• Figure data in JSON:
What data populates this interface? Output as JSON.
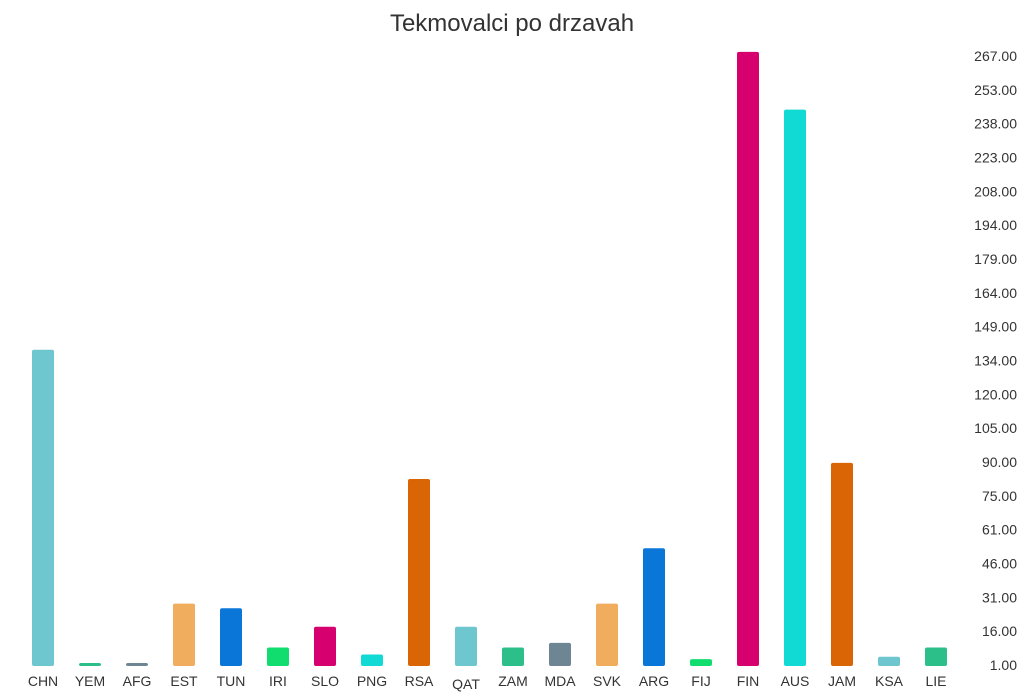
{
  "chart_data": {
    "type": "bar",
    "title": "Tekmovalci po drzavah",
    "xlabel": "",
    "ylabel": "",
    "ylim": [
      1,
      270
    ],
    "y_axis_position": "right",
    "grid": false,
    "legend": "none",
    "y_ticks": [
      "1.00",
      "16.00",
      "31.00",
      "46.00",
      "61.00",
      "75.00",
      "90.00",
      "105.00",
      "120.00",
      "134.00",
      "149.00",
      "164.00",
      "179.00",
      "194.00",
      "208.00",
      "223.00",
      "238.00",
      "253.00",
      "267.00"
    ],
    "categories": [
      "CHN",
      "YEM",
      "AFG",
      "EST",
      "TUN",
      "IRI",
      "SLO",
      "PNG",
      "RSA",
      "QAT",
      "ZAM",
      "MDA",
      "SVK",
      "ARG",
      "FIJ",
      "FIN",
      "AUS",
      "JAM",
      "KSA",
      "LIE"
    ],
    "values": [
      138,
      2,
      2,
      28,
      26,
      9,
      18,
      6,
      82,
      18,
      9,
      11,
      28,
      52,
      4,
      267,
      242,
      89,
      5,
      9
    ],
    "colors": [
      "#6ec6cf",
      "#2cbf8a",
      "#6e8593",
      "#f0ad5e",
      "#0a76d8",
      "#11dd6e",
      "#d6006f",
      "#11d9d4",
      "#d96504",
      "#6ec6cf",
      "#2cbf8a",
      "#6e8593",
      "#f0ad5e",
      "#0a76d8",
      "#11dd6e",
      "#d6006f",
      "#11d9d4",
      "#d96504",
      "#6ec6cf",
      "#2cbf8a"
    ]
  }
}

• Objective:
Output a faithful copy of the data, with each picture left out.

• Finished exercise:
What data populates this interface? Output as JSON.
{
  "chart_data": {
    "type": "bar",
    "title": "Tekmovalci po drzavah",
    "xlabel": "",
    "ylabel": "",
    "ylim": [
      1,
      270
    ],
    "y_axis_position": "right",
    "grid": false,
    "legend": "none",
    "y_ticks": [
      "1.00",
      "16.00",
      "31.00",
      "46.00",
      "61.00",
      "75.00",
      "90.00",
      "105.00",
      "120.00",
      "134.00",
      "149.00",
      "164.00",
      "179.00",
      "194.00",
      "208.00",
      "223.00",
      "238.00",
      "253.00",
      "267.00"
    ],
    "categories": [
      "CHN",
      "YEM",
      "AFG",
      "EST",
      "TUN",
      "IRI",
      "SLO",
      "PNG",
      "RSA",
      "QAT",
      "ZAM",
      "MDA",
      "SVK",
      "ARG",
      "FIJ",
      "FIN",
      "AUS",
      "JAM",
      "KSA",
      "LIE"
    ],
    "values": [
      138,
      2,
      2,
      28,
      26,
      9,
      18,
      6,
      82,
      18,
      9,
      11,
      28,
      52,
      4,
      267,
      242,
      89,
      5,
      9
    ],
    "colors": [
      "#6ec6cf",
      "#2cbf8a",
      "#6e8593",
      "#f0ad5e",
      "#0a76d8",
      "#11dd6e",
      "#d6006f",
      "#11d9d4",
      "#d96504",
      "#6ec6cf",
      "#2cbf8a",
      "#6e8593",
      "#f0ad5e",
      "#0a76d8",
      "#11dd6e",
      "#d6006f",
      "#11d9d4",
      "#d96504",
      "#6ec6cf",
      "#2cbf8a"
    ]
  }
}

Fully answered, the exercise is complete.